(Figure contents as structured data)

-=-=-

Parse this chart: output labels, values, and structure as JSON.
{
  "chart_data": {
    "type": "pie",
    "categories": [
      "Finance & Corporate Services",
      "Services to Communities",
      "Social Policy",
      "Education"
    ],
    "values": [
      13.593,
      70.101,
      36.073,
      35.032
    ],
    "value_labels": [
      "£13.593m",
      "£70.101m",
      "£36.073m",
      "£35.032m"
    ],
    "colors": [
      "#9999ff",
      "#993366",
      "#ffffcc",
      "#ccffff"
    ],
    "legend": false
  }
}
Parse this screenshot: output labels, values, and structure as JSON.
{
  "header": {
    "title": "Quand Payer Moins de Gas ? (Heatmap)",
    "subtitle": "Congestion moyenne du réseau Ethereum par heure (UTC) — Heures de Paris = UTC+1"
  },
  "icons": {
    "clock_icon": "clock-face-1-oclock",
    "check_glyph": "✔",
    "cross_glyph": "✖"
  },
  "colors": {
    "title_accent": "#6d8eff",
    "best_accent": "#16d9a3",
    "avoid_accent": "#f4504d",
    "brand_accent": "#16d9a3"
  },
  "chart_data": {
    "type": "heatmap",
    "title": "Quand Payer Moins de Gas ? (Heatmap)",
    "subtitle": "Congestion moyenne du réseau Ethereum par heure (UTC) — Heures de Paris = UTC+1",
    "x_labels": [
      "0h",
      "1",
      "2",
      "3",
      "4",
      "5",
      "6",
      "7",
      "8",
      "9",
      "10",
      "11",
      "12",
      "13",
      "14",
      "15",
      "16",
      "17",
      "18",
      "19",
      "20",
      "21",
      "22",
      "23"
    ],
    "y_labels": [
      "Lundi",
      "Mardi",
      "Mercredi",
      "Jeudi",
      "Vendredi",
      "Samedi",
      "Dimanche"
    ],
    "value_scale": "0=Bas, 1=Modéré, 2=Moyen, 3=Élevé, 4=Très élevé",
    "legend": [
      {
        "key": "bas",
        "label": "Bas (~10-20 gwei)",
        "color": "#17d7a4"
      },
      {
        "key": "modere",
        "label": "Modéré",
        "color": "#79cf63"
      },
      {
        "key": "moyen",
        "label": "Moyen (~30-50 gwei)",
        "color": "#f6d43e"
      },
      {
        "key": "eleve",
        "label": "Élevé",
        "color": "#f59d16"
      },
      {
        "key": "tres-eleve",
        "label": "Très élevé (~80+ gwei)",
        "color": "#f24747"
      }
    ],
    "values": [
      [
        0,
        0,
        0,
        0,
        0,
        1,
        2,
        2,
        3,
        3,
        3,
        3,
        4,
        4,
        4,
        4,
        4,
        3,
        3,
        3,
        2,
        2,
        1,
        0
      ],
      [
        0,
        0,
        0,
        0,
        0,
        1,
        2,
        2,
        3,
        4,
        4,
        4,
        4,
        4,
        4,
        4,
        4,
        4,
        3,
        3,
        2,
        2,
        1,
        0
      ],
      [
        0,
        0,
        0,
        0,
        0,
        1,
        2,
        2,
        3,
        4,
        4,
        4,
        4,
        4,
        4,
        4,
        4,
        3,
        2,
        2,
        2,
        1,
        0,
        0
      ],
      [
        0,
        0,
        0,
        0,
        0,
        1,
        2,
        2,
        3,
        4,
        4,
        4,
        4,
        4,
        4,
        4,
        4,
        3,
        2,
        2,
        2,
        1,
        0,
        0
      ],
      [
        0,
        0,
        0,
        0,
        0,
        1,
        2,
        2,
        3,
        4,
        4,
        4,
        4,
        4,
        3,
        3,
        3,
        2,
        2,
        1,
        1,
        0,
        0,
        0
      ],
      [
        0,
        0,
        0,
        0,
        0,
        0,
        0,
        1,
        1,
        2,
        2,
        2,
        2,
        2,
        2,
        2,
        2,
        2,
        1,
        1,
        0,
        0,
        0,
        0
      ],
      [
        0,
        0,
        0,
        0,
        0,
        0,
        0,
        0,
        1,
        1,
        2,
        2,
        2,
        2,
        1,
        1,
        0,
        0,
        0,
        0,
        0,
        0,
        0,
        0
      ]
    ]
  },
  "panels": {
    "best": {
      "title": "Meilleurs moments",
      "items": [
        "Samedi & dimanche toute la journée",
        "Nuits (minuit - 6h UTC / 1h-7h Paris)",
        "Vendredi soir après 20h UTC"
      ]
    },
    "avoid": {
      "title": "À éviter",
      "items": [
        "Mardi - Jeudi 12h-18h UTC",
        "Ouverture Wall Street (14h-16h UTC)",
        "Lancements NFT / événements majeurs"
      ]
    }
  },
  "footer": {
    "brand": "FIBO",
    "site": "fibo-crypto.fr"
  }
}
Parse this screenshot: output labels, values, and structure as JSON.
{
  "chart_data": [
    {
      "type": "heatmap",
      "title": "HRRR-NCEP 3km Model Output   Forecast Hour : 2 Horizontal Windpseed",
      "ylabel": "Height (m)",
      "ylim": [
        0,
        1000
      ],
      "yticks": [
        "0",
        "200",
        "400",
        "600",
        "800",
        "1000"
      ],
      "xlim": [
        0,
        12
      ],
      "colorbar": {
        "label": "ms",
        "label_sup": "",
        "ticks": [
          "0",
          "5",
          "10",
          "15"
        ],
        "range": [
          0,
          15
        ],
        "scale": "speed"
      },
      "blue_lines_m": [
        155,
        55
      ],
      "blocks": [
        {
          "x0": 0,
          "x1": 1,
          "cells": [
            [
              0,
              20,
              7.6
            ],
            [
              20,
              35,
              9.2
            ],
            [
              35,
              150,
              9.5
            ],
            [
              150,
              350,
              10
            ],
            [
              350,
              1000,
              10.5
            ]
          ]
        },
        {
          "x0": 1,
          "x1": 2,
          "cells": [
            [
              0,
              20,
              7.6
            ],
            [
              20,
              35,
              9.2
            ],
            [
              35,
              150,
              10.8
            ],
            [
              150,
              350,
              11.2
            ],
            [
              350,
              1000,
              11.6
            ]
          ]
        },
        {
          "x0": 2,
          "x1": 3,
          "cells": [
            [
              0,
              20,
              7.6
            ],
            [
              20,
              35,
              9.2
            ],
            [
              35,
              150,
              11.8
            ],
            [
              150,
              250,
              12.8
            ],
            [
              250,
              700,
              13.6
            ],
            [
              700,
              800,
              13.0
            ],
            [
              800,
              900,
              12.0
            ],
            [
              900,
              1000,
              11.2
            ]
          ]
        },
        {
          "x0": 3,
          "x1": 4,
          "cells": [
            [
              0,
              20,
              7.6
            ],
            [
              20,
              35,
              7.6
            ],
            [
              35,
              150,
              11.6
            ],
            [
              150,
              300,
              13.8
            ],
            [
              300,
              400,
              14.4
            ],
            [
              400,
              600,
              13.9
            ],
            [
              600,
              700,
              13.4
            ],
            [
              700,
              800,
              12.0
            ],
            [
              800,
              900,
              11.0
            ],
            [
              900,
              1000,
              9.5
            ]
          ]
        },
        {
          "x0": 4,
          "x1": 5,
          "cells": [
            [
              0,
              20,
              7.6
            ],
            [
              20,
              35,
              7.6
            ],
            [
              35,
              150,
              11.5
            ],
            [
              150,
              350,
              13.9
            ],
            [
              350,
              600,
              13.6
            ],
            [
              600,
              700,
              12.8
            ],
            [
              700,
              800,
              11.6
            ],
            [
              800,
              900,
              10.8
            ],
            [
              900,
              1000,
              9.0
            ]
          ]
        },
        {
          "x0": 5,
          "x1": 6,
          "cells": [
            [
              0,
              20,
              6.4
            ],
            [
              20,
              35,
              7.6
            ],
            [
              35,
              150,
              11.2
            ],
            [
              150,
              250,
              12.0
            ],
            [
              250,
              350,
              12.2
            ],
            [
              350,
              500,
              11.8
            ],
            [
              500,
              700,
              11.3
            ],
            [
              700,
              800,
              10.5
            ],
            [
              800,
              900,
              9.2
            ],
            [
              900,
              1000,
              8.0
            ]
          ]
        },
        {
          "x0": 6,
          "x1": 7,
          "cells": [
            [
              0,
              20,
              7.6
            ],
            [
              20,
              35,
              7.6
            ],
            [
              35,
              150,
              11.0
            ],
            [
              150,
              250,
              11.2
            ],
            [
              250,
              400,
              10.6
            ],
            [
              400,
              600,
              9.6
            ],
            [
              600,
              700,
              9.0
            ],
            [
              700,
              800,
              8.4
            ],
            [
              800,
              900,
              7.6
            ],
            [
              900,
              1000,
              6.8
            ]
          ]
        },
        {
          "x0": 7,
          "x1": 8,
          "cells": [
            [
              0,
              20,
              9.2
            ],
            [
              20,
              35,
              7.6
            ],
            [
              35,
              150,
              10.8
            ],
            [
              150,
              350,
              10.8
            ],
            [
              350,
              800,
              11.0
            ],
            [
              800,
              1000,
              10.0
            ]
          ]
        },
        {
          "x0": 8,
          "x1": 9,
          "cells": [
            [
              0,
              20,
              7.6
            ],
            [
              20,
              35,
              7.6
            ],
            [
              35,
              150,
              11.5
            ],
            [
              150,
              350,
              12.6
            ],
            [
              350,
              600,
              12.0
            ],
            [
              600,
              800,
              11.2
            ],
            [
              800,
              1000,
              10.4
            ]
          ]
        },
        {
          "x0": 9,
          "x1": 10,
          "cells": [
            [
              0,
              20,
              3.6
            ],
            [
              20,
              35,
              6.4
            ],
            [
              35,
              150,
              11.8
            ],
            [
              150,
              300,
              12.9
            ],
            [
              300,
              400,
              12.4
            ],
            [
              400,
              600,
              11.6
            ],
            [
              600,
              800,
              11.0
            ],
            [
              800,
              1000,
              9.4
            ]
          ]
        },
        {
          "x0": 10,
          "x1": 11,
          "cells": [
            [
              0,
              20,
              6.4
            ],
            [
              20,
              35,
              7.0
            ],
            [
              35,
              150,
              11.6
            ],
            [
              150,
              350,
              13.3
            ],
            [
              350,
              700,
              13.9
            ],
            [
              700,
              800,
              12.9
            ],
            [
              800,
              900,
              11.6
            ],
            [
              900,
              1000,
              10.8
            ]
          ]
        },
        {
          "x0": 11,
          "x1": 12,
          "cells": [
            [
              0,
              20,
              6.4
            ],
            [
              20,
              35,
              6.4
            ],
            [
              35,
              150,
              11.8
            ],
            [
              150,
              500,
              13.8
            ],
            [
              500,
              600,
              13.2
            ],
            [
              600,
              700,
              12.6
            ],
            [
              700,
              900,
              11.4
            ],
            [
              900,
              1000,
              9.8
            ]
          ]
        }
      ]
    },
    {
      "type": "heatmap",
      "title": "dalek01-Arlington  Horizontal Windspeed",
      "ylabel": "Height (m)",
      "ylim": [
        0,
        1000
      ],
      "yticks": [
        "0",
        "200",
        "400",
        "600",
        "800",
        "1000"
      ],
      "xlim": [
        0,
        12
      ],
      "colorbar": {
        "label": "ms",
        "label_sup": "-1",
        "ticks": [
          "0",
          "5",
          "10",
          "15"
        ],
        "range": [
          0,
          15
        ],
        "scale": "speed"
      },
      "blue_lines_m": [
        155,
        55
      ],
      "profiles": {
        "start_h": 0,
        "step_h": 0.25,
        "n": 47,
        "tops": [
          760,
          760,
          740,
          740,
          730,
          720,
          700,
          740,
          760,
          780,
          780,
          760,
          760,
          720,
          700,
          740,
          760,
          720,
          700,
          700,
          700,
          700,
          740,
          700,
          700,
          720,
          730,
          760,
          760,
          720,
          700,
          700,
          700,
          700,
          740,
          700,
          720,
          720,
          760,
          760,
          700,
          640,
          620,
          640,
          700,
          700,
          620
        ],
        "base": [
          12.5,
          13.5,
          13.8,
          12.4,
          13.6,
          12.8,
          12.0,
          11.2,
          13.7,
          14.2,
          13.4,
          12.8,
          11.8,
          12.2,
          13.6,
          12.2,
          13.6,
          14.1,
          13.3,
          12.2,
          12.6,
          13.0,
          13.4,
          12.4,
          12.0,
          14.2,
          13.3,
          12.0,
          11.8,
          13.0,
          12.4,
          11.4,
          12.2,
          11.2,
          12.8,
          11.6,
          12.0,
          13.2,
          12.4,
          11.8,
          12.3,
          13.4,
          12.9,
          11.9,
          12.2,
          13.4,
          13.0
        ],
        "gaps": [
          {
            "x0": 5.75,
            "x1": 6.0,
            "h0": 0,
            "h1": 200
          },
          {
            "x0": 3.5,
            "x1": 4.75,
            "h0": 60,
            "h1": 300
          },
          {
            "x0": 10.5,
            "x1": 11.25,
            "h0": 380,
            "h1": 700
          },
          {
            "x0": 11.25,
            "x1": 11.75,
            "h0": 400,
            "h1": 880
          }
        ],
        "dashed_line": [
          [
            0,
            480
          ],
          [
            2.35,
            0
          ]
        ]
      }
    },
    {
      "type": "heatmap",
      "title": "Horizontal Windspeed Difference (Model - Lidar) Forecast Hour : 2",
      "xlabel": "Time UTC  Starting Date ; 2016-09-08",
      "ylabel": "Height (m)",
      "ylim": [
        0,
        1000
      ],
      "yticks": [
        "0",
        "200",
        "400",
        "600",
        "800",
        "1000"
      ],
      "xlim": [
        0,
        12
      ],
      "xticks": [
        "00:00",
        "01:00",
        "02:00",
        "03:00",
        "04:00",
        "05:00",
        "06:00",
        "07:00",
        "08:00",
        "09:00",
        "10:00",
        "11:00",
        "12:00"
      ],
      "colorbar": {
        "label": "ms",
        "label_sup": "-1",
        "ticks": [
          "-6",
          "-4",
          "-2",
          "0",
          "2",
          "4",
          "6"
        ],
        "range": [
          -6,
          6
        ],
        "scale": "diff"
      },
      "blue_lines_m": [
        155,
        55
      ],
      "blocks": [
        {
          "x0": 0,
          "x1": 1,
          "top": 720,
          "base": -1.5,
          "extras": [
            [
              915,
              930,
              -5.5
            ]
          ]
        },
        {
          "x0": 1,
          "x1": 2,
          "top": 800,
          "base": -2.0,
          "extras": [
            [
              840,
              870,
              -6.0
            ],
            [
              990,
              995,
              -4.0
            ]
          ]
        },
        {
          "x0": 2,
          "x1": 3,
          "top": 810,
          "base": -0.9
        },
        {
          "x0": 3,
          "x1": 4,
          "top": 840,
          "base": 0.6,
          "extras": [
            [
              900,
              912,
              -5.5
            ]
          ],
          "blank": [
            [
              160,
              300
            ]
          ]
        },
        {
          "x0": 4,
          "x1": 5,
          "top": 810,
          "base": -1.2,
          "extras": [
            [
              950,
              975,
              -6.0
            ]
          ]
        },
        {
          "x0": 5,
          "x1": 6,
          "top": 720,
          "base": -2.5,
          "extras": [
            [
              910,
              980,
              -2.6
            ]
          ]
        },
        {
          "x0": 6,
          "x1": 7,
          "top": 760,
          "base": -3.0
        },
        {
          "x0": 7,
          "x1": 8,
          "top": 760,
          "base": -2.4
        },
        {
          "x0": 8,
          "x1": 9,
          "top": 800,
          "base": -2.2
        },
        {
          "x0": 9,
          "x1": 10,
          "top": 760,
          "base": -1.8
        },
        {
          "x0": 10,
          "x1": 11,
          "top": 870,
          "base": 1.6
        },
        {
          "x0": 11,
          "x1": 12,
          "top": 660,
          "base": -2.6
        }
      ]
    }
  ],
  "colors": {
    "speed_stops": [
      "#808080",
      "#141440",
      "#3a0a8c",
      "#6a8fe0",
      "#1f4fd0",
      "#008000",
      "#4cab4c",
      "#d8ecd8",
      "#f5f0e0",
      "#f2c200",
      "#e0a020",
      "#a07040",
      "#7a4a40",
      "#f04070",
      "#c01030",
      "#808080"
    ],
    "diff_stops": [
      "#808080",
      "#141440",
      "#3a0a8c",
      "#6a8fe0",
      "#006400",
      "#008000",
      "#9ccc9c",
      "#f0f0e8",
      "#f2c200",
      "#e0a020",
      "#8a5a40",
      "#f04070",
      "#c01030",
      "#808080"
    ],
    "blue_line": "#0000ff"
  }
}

-=-=-

Given task:
Reply with only the number of lines in the material above where the string "Services" appears.

Expected output:
2